(Stored records)

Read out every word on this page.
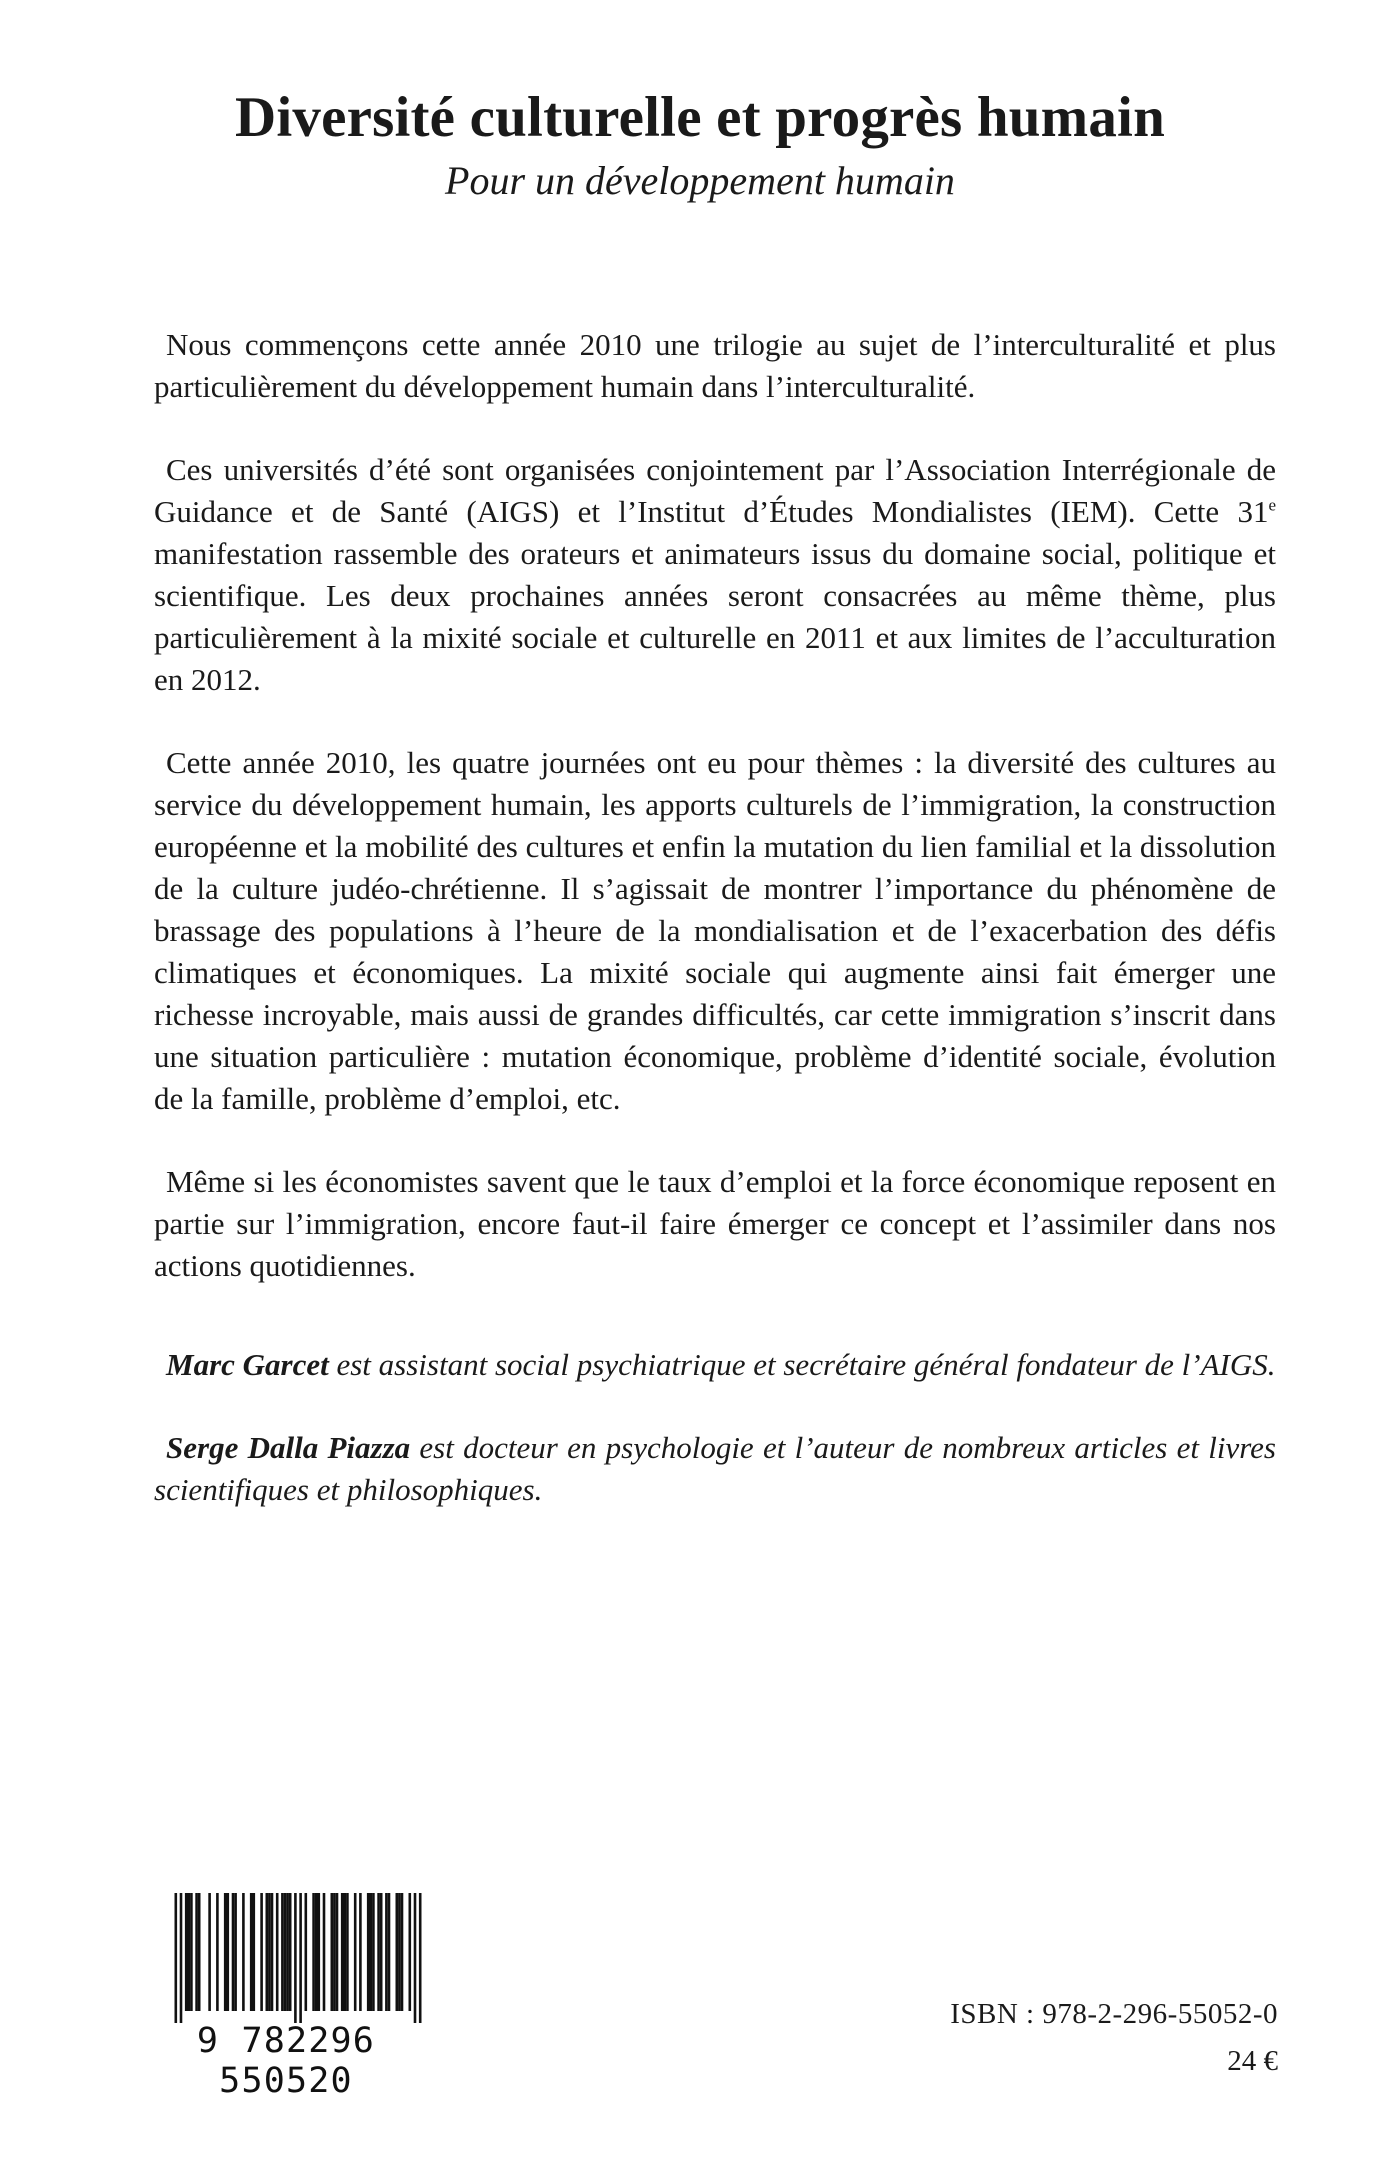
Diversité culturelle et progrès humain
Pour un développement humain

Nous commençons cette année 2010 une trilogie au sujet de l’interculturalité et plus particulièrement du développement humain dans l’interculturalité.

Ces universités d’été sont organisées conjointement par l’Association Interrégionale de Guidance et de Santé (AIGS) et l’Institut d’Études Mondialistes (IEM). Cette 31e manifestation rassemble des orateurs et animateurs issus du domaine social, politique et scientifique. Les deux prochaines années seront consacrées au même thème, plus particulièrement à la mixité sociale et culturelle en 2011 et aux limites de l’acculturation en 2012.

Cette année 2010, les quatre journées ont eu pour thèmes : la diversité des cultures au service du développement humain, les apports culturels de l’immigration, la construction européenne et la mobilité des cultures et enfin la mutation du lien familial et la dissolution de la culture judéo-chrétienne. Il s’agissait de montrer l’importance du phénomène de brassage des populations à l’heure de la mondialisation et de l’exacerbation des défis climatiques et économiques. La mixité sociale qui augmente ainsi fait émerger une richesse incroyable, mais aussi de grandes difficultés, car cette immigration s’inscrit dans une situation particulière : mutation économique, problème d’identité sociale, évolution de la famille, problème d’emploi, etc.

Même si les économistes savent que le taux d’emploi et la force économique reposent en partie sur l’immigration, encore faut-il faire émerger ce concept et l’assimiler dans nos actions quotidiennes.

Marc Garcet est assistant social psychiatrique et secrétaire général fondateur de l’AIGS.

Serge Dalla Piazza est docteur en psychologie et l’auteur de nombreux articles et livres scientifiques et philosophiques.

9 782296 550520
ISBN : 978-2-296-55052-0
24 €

What the task requires: Copy out every line of the material above that mentions the word "particulièrement".

Response to the task:
Nous commençons cette année 2010 une trilogie au sujet de l’interculturalité et plus particulièrement du développement humain dans l’interculturalité.
Ces universités d’été sont organisées conjointement par l’Association Interrégionale de Guidance et de Santé (AIGS) et l’Institut d’Études Mondialistes (IEM). Cette 31e manifestation rassemble des orateurs et animateurs issus du domaine social, politique et scientifique. Les deux prochaines années seront consacrées au même thème, plus particulièrement à la mixité sociale et culturelle en 2011 et aux limites de l’acculturation en 2012.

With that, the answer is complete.